## To be done
Reproduce all of the listing below without alteration.

·····

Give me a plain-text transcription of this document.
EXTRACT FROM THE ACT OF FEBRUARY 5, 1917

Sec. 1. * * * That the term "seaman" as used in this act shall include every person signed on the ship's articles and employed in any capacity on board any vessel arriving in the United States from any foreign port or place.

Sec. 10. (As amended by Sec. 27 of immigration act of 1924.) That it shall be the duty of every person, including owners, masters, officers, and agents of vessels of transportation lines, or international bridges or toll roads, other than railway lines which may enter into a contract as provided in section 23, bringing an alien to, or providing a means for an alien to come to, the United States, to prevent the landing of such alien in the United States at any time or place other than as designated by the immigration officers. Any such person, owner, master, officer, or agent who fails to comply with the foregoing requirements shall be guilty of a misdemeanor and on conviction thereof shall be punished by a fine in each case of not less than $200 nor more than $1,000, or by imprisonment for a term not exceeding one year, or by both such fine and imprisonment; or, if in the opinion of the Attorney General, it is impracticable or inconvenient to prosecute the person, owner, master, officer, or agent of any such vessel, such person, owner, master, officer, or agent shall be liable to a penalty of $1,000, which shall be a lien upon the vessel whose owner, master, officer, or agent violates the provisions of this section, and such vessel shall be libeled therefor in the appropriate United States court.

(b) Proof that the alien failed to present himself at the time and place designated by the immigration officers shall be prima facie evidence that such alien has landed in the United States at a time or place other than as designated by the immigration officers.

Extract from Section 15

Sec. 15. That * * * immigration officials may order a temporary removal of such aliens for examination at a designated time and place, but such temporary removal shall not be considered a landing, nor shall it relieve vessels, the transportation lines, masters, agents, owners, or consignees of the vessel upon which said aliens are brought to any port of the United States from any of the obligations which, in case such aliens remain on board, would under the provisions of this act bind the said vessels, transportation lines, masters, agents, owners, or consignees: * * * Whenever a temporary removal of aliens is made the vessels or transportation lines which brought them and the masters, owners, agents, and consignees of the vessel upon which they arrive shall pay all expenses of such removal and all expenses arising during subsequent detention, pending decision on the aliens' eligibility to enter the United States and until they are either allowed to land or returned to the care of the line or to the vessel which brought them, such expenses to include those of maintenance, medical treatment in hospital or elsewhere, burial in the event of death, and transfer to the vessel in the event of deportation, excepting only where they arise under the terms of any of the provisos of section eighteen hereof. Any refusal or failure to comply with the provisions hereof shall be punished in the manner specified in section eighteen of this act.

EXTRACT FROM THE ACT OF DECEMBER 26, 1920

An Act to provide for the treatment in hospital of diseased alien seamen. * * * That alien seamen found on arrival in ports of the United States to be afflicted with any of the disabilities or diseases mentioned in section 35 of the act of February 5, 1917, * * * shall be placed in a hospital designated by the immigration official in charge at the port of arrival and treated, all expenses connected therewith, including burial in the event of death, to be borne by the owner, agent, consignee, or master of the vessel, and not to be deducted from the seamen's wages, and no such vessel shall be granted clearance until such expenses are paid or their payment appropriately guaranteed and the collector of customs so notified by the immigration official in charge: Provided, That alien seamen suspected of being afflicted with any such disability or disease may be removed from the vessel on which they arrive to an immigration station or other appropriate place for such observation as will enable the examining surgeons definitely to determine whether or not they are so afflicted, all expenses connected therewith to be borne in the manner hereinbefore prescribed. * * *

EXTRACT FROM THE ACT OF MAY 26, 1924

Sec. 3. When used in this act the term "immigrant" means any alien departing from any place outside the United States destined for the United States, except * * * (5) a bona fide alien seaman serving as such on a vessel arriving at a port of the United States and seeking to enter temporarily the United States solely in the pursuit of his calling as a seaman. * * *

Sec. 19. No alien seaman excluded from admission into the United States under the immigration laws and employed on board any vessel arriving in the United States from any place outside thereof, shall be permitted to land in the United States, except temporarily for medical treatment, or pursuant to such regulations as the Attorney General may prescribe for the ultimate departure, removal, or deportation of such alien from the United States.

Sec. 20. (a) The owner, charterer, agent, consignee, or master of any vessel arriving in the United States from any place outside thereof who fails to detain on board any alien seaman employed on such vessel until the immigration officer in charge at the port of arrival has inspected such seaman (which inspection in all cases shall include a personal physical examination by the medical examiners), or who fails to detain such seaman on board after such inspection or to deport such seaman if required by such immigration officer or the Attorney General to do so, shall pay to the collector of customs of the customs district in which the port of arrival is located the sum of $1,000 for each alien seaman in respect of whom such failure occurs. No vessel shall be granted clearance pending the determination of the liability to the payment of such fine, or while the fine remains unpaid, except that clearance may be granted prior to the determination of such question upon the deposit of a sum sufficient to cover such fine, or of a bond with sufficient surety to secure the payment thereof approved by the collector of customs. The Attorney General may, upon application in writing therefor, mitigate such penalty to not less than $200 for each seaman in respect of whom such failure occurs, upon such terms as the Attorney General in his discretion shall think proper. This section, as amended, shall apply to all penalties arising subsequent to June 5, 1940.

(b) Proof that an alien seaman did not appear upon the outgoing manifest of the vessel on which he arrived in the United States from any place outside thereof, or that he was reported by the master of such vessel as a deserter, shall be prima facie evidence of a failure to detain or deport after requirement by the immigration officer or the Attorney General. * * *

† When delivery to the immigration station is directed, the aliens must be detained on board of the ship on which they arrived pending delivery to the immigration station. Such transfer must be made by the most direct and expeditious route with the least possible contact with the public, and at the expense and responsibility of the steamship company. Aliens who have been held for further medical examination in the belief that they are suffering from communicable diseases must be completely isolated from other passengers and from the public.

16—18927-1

·····

## Result for this exercise
Give me a plain-text transcription of this document.
EXTRACT FROM THE ACT OF FEBRUARY 5, 1917

Sec. 1. * * * That the term "seaman" as used in this act shall include every person signed on the ship's articles and employed in any capacity on board any vessel arriving in the United States from any foreign port or place.

Sec. 10. (As amended by Sec. 27 of immigration act of 1924.) That it shall be the duty of every person, including owners, masters, officers, and agents of vessels of transportation lines, or international bridges or toll roads, other than railway lines which may enter into a contract as provided in section 23, bringing an alien to, or providing a means for an alien to come to, the United States, to prevent the landing of such alien in the United States at any time or place other than as designated by the immigration officers. Any such person, owner, master, officer, or agent who fails to comply with the foregoing requirements shall be guilty of a misdemeanor and on conviction thereof shall be punished by a fine in each case of not less than $200 nor more than $1,000, or by imprisonment for a term not exceeding one year, or by both such fine and imprisonment; or, if in the opinion of the Attorney General, it is impracticable or inconvenient to prosecute the person, owner, master, officer, or agent of any such vessel, such person, owner, master, officer, or agent shall be liable to a penalty of $1,000, which shall be a lien upon the vessel whose owner, master, officer, or agent violates the provisions of this section, and such vessel shall be libeled therefor in the appropriate United States court.

(b) Proof that the alien failed to present himself at the time and place designated by the immigration officers shall be prima facie evidence that such alien has landed in the United States at a time or place other than as designated by the immigration officers.

Extract from Section 15

Sec. 15. That * * * immigration officials may order a temporary removal of such aliens for examination at a designated time and place, but such temporary removal shall not be considered a landing, nor shall it relieve vessels, the transportation lines, masters, agents, owners, or consignees of the vessel upon which said aliens are brought to any port of the United States from any of the obligations which, in case such aliens remain on board, would under the provisions of this act bind the said vessels, transportation lines, masters, agents, owners, or consignees: * * * Whenever a temporary removal of aliens is made the vessels or transportation lines which brought them and the masters, owners, agents, and consignees of the vessel upon which they arrive shall pay all expenses of such removal and all expenses arising during subsequent detention, pending decision on the aliens' eligibility to enter the United States and until they are either allowed to land or returned to the care of the line or to the vessel which brought them, such expenses to include those of maintenance, medical treatment in hospital or elsewhere, burial in the event of death, and transfer to the vessel in the event of deportation, excepting only where they arise under the terms of any of the provisos of section eighteen hereof. Any refusal or failure to comply with the provisions hereof shall be punished in the manner specified in section eighteen of this act.

EXTRACT FROM THE ACT OF DECEMBER 26, 1920

An Act to provide for the treatment in hospital of diseased alien seamen. * * * That alien seamen found on arrival in ports of the United States to be afflicted with any of the disabilities or diseases mentioned in section 35 of the act of February 5, 1917, * * * shall be placed in a hospital designated by the immigration official in charge at the port of arrival and treated, all expenses connected therewith, including burial in the event of death, to be borne by the owner, agent, consignee, or master of the vessel, and not to be deducted from the seamen's wages, and no such vessel shall be granted clearance until such expenses are paid or their payment appropriately guaranteed and the collector of customs so notified by the immigration official in charge: Provided, That alien seamen suspected of being afflicted with any such disability or disease may be removed from the vessel on which they arrive to an immigration station or other appropriate place for such observation as will enable the examining surgeons definitely to determine whether or not they are so afflicted, all expenses connected therewith to be borne in the manner hereinbefore prescribed. * * *

EXTRACT FROM THE ACT OF MAY 26, 1924

Sec. 3. When used in this act the term "immigrant" means any alien departing from any place outside the United States destined for the United States, except * * * (5) a bona fide alien seaman serving as such on a vessel arriving at a port of the United States and seeking to enter temporarily the United States solely in the pursuit of his calling as a seaman. * * *

Sec. 19. No alien seaman excluded from admission into the United States under the immigration laws and employed on board any vessel arriving in the United States from any place outside thereof, shall be permitted to land in the United States, except temporarily for medical treatment, or pursuant to such regulations as the Attorney General may prescribe for the ultimate departure, removal, or deportation of such alien from the United States.

Sec. 20. (a) The owner, charterer, agent, consignee, or master of any vessel arriving in the United States from any place outside thereof who fails to detain on board any alien seaman employed on such vessel until the immigration officer in charge at the port of arrival has inspected such seaman (which inspection in all cases shall include a personal physical examination by the medical examiners), or who fails to detain such seaman on board after such inspection or to deport such seaman if required by such immigration officer or the Attorney General to do so, shall pay to the collector of customs of the customs district in which the port of arrival is located the sum of $1,000 for each alien seaman in respect of whom such failure occurs. No vessel shall be granted clearance pending the determination of the liability to the payment of such fine, or while the fine remains unpaid, except that clearance may be granted prior to the determination of such question upon the deposit of a sum sufficient to cover such fine, or of a bond with sufficient surety to secure the payment thereof approved by the collector of customs. The Attorney General may, upon application in writing therefor, mitigate such penalty to not less than $200 for each seaman in respect of whom such failure occurs, upon such terms as the Attorney General in his discretion shall think proper. This section, as amended, shall apply to all penalties arising subsequent to June 5, 1940.

(b) Proof that an alien seaman did not appear upon the outgoing manifest of the vessel on which he arrived in the United States from any place outside thereof, or that he was reported by the master of such vessel as a deserter, shall be prima facie evidence of a failure to detain or deport after requirement by the immigration officer or the Attorney General. * * *

† When delivery to the immigration station is directed, the aliens must be detained on board of the ship on which they arrived pending delivery to the immigration station. Such transfer must be made by the most direct and expeditious route with the least possible contact with the public, and at the expense and responsibility of the steamship company. Aliens who have been held for further medical examination in the belief that they are suffering from communicable diseases must be completely isolated from other passengers and from the public.

16—18927-1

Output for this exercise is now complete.